GIVEN INFORMATION:
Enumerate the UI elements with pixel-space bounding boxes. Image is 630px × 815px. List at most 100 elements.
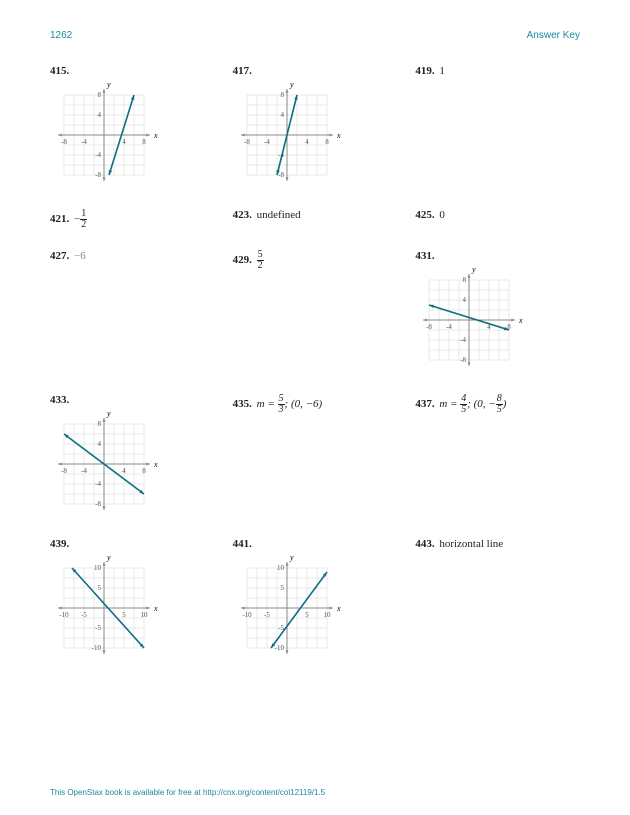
svg-text:x: x xyxy=(336,604,341,613)
svg-text:-8: -8 xyxy=(426,323,432,331)
answer-grid: 415.-8-8-4-44488xy417.-8-8-4-44488xy419.… xyxy=(50,65,580,662)
svg-text:-4: -4 xyxy=(446,323,452,331)
svg-text:y: y xyxy=(289,81,294,89)
svg-text:-10: -10 xyxy=(92,644,102,652)
svg-text:-4: -4 xyxy=(95,480,101,488)
svg-text:8: 8 xyxy=(463,276,467,284)
svg-text:x: x xyxy=(153,131,158,140)
svg-text:8: 8 xyxy=(98,91,102,99)
problem-number: 435. xyxy=(233,398,252,410)
answer-content: m = 45; (0, −85) xyxy=(437,398,507,410)
svg-text:5: 5 xyxy=(305,611,309,619)
answer-425: 425. 0 xyxy=(415,209,580,230)
answer-content: 0 xyxy=(437,209,445,221)
svg-text:5: 5 xyxy=(122,611,126,619)
problem-number: 415. xyxy=(50,65,69,77)
svg-text:x: x xyxy=(336,131,341,140)
svg-text:-5: -5 xyxy=(264,611,270,619)
problem-number: 437. xyxy=(415,398,434,410)
svg-text:-10: -10 xyxy=(59,611,69,619)
svg-text:-8: -8 xyxy=(61,138,67,146)
svg-text:4: 4 xyxy=(463,296,467,304)
svg-text:-4: -4 xyxy=(81,467,87,475)
problem-number: 443. xyxy=(415,538,434,550)
svg-text:8: 8 xyxy=(142,467,146,475)
svg-text:-8: -8 xyxy=(278,171,284,179)
answer-419: 419. 1 xyxy=(415,65,580,189)
svg-text:10: 10 xyxy=(141,611,149,619)
problem-number: 431. xyxy=(415,250,434,262)
answer-415: 415.-8-8-4-44488xy xyxy=(50,65,215,189)
svg-text:y: y xyxy=(289,554,294,562)
svg-text:5: 5 xyxy=(98,584,102,592)
problem-number: 429. xyxy=(233,254,252,266)
svg-text:4: 4 xyxy=(122,138,126,146)
answer-431: 431.-8-8-4-44488xy xyxy=(415,250,580,374)
graph: -10-10-5-5551010xy xyxy=(233,554,398,662)
answer-content: undefined xyxy=(254,209,301,221)
problem-number: 417. xyxy=(233,65,252,77)
svg-text:10: 10 xyxy=(94,564,102,572)
answer-content: −12 xyxy=(71,213,87,225)
svg-text:4: 4 xyxy=(122,467,126,475)
answer-429: 429. 52 xyxy=(233,250,398,374)
answer-content: −6 xyxy=(71,250,85,262)
problem-number: 433. xyxy=(50,394,69,406)
svg-text:-5: -5 xyxy=(95,624,101,632)
svg-text:-4: -4 xyxy=(460,336,466,344)
page-number: 1262 xyxy=(50,30,72,41)
problem-number: 421. xyxy=(50,213,69,225)
svg-text:-4: -4 xyxy=(95,151,101,159)
answer-content: 1 xyxy=(437,65,445,77)
answer-433: 433.-8-8-4-44488xy xyxy=(50,394,215,518)
answer-441: 441.-10-10-5-5551010xy xyxy=(233,538,398,662)
graph: -8-8-4-44488xy xyxy=(50,410,215,518)
footer-text: This OpenStax book is available for free… xyxy=(50,788,325,797)
svg-text:x: x xyxy=(518,316,523,325)
svg-text:4: 4 xyxy=(98,111,102,119)
answer-content: 52 xyxy=(254,254,264,266)
svg-text:10: 10 xyxy=(323,611,331,619)
svg-text:4: 4 xyxy=(280,111,284,119)
svg-text:y: y xyxy=(106,554,111,562)
answer-417: 417.-8-8-4-44488xy xyxy=(233,65,398,189)
answer-427: 427. −6 xyxy=(50,250,215,374)
answer-423: 423. undefined xyxy=(233,209,398,230)
page-header: 1262 Answer Key xyxy=(50,30,580,41)
graph: -8-8-4-44488xy xyxy=(233,81,398,189)
answer-421: 421. −12 xyxy=(50,209,215,230)
problem-number: 441. xyxy=(233,538,252,550)
svg-text:-8: -8 xyxy=(460,356,466,364)
svg-text:8: 8 xyxy=(142,138,146,146)
svg-text:-10: -10 xyxy=(242,611,252,619)
answer-content: m = 53; (0, −6) xyxy=(254,398,322,410)
problem-number: 439. xyxy=(50,538,69,550)
problem-number: 425. xyxy=(415,209,434,221)
svg-text:8: 8 xyxy=(98,420,102,428)
answer-443: 443. horizontal line xyxy=(415,538,580,662)
answer-content: horizontal line xyxy=(437,538,504,550)
svg-text:-8: -8 xyxy=(244,138,250,146)
problem-number: 423. xyxy=(233,209,252,221)
svg-text:-4: -4 xyxy=(264,138,270,146)
svg-text:x: x xyxy=(153,604,158,613)
svg-text:-8: -8 xyxy=(95,500,101,508)
svg-text:10: 10 xyxy=(277,564,285,572)
svg-text:-8: -8 xyxy=(61,467,67,475)
problem-number: 427. xyxy=(50,250,69,262)
svg-text:8: 8 xyxy=(325,138,329,146)
answer-435: 435. m = 53; (0, −6) xyxy=(233,394,398,518)
graph: -10-10-5-5551010xy xyxy=(50,554,215,662)
svg-text:4: 4 xyxy=(305,138,309,146)
svg-text:-4: -4 xyxy=(81,138,87,146)
svg-text:8: 8 xyxy=(280,91,284,99)
graph: -8-8-4-44488xy xyxy=(415,266,580,374)
svg-text:-8: -8 xyxy=(95,171,101,179)
answer-437: 437. m = 45; (0, −85) xyxy=(415,394,580,518)
section-title: Answer Key xyxy=(527,30,580,41)
svg-text:x: x xyxy=(153,460,158,469)
svg-text:y: y xyxy=(471,266,476,274)
problem-number: 419. xyxy=(415,65,434,77)
svg-text:5: 5 xyxy=(280,584,284,592)
graph: -8-8-4-44488xy xyxy=(50,81,215,189)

CHALLENGE: Render every line of the rows above as a Markdown table with the columns No. and Line, numbering each line and skipping blank ones. Omit the pictures from the table.

SOLUTION:
| No. | Line |
|---|---|
| 1 | Enumerate the UI elements with pixel-space bounding boxes. Image is 630px × 815px. List at most 100 elements. |
| 2 | svg-text:x: x xyxy=(336,604,341,613) |
| 3 | svg-text:-8: -8 xyxy=(426,323,432,331) |
| 4 | answer-grid: 415.-8-8-4-44488xy417.-8-8-4-44488xy419.… xyxy=(50,65,580,662) |
| 5 | svg-text:-4: -4 xyxy=(446,323,452,331) |
| 6 | svg-text:y: y xyxy=(289,81,294,89) |
| 7 | svg-text:-10: -10 xyxy=(92,644,102,652) |
| 8 | svg-text:-4: -4 xyxy=(95,480,101,488) |
| 9 | svg-text:8: 8 xyxy=(463,276,467,284) |
| 10 | svg-text:x: x xyxy=(153,131,158,140) |
| 11 | svg-text:8: 8 xyxy=(98,91,102,99) |
| 12 | problem-number: 435. xyxy=(233,398,252,410) |
| 13 | answer-content: m = 45; (0, −85) xyxy=(437,398,507,410) |
| 14 | svg-text:5: 5 xyxy=(305,611,309,619) |
| 15 | answer-425: 425. 0 xyxy=(415,209,580,230) |
| 16 | answer-content: 0 xyxy=(437,209,445,221) |
| 17 | svg-text:5: 5 xyxy=(122,611,126,619) |
| 18 | problem-number: 415. xyxy=(50,65,69,77) |
| 19 | svg-text:x: x xyxy=(336,131,341,140) |
| 20 | svg-text:-5: -5 xyxy=(264,611,270,619) |
| 21 | problem-number: 437. xyxy=(415,398,434,410) |
| 22 | svg-text:-10: -10 xyxy=(59,611,69,619) |
| 23 | svg-text:-8: -8 xyxy=(61,138,67,146) |
| 24 | svg-text:4: 4 xyxy=(463,296,467,304) |
| 25 | svg-text:-4: -4 xyxy=(81,467,87,475) |
| 26 | problem-number: 443. xyxy=(415,538,434,550) |
| 27 | svg-text:8: 8 xyxy=(142,467,146,475) |
| 28 | svg-text:-8: -8 xyxy=(278,171,284,179) |
| 29 | answer-419: 419. 1 xyxy=(415,65,580,189) |
| 30 | svg-text:10: 10 xyxy=(141,611,149,619) |
| 31 | problem-number: 431. xyxy=(415,250,434,262) |
| 32 | answer-415: 415.-8-8-4-44488xy xyxy=(50,65,215,189) |
| 33 | svg-text:y: y xyxy=(289,554,294,562) |
| 34 | svg-text:5: 5 xyxy=(98,584,102,592) |
| 35 | problem-number: 429. xyxy=(233,254,252,266) |
| 36 | svg-text:4: 4 xyxy=(122,138,126,146) |
| 37 | answer-431: 431.-8-8-4-44488xy xyxy=(415,250,580,374) |
| 38 | graph: -10-10-5-5551010xy xyxy=(233,554,398,662) |
| 39 | answer-content: undefined xyxy=(254,209,301,221) |
| 40 | problem-number: 417. xyxy=(233,65,252,77) |
| 41 | svg-text:10: 10 xyxy=(94,564,102,572) |
| 42 | answer-content: −12 xyxy=(71,213,87,225) |
| 43 | svg-text:4: 4 xyxy=(122,467,126,475) |
| 44 | answer-429: 429. 52 xyxy=(233,250,398,374) |
| 45 | answer-content: −6 xyxy=(71,250,85,262) |
| 46 | problem-number: 433. xyxy=(50,394,69,406) |
| 47 | svg-text:-5: -5 xyxy=(95,624,101,632) |
| 48 | svg-text:-4: -4 xyxy=(460,336,466,344) |
| 49 | page-number: 1262 xyxy=(50,30,72,41) |
| 50 | problem-number: 421. xyxy=(50,213,69,225) |
| 51 | svg-text:-4: -4 xyxy=(95,151,101,159) |
| 52 | answer-content: 1 xyxy=(437,65,445,77) |
| 53 | answer-433: 433.-8-8-4-44488xy xyxy=(50,394,215,518) |
| 54 | answer-441: 441.-10-10-5-5551010xy xyxy=(233,538,398,662) |
| 55 | graph: -8-8-4-44488xy xyxy=(50,410,215,518) |
| 56 | footer-text: This OpenStax book is available for free… xyxy=(50,788,325,797) |
| 57 | svg-text:x: x xyxy=(518,316,523,325) |
| 58 | svg-text:4: 4 xyxy=(98,111,102,119) |
| 59 | answer-content: 52 xyxy=(254,254,264,266) |
| 60 | svg-text:10: 10 xyxy=(323,611,331,619) |
| 61 | svg-text:4: 4 xyxy=(280,111,284,119) |
| 62 | svg-text:y: y xyxy=(106,554,111,562) |
| 63 | answer-417: 417.-8-8-4-44488xy xyxy=(233,65,398,189) |
| 64 | answer-427: 427. −6 xyxy=(50,250,215,374) |
| 65 | answer-423: 423. undefined xyxy=(233,209,398,230) |
| 66 | page-header: 1262 Answer Key xyxy=(50,30,580,41) |
| 67 | graph: -8-8-4-44488xy xyxy=(233,81,398,189) |
| 68 | answer-421: 421. −12 xyxy=(50,209,215,230) |
| 69 | problem-number: 441. xyxy=(233,538,252,550) |
| 70 | svg-text:-8: -8 xyxy=(460,356,466,364) |
| 71 | svg-text:8: 8 xyxy=(142,138,146,146) |
| 72 | svg-text:-10: -10 xyxy=(242,611,252,619) |
| 73 | answer-content: m = 53; (0, −6) xyxy=(254,398,322,410) |
| 74 | problem-number: 439. xyxy=(50,538,69,550) |
| 75 | problem-number: 425. xyxy=(415,209,434,221) |
| 76 | svg-text:8: 8 xyxy=(98,420,102,428) |
| 77 | answer-443: 443. horizontal line xyxy=(415,538,580,662) |
| 78 | answer-content: horizontal line xyxy=(437,538,504,550) |
| 79 | svg-text:-8: -8 xyxy=(244,138,250,146) |
| 80 | problem-number: 423. xyxy=(233,209,252,221) |
| 81 | svg-text:-4: -4 xyxy=(264,138,270,146) |
| 82 | svg-text:x: x xyxy=(153,604,158,613) |
| 83 | svg-text:-8: -8 xyxy=(95,500,101,508) |
| 84 | svg-text:10: 10 xyxy=(277,564,285,572) |
| 85 | svg-text:-8: -8 xyxy=(61,467,67,475) |
| 86 | problem-number: 427. xyxy=(50,250,69,262) |
| 87 | svg-text:8: 8 xyxy=(325,138,329,146) |
| 88 | answer-435: 435. m = 53; (0, −6) xyxy=(233,394,398,518) |
| 89 | graph: -10-10-5-5551010xy xyxy=(50,554,215,662) |
| 90 | svg-text:4: 4 xyxy=(305,138,309,146) |
| 91 | svg-text:-4: -4 xyxy=(81,138,87,146) |
| 92 | svg-text:8: 8 xyxy=(280,91,284,99) |
| 93 | graph: -8-8-4-44488xy xyxy=(415,266,580,374) |
| 94 | svg-text:-8: -8 xyxy=(95,171,101,179) |
| 95 | answer-437: 437. m = 45; (0, −85) xyxy=(415,394,580,518) |
| 96 | section-title: Answer Key xyxy=(527,30,580,41) |
| 97 | svg-text:x: x xyxy=(153,460,158,469) |
| 98 | svg-text:y: y xyxy=(471,266,476,274) |
| 99 | problem-number: 419. xyxy=(415,65,434,77) |
| 100 | svg-text:5: 5 xyxy=(280,584,284,592) |
| 101 | graph: -8-8-4-44488xy xyxy=(50,81,215,189) |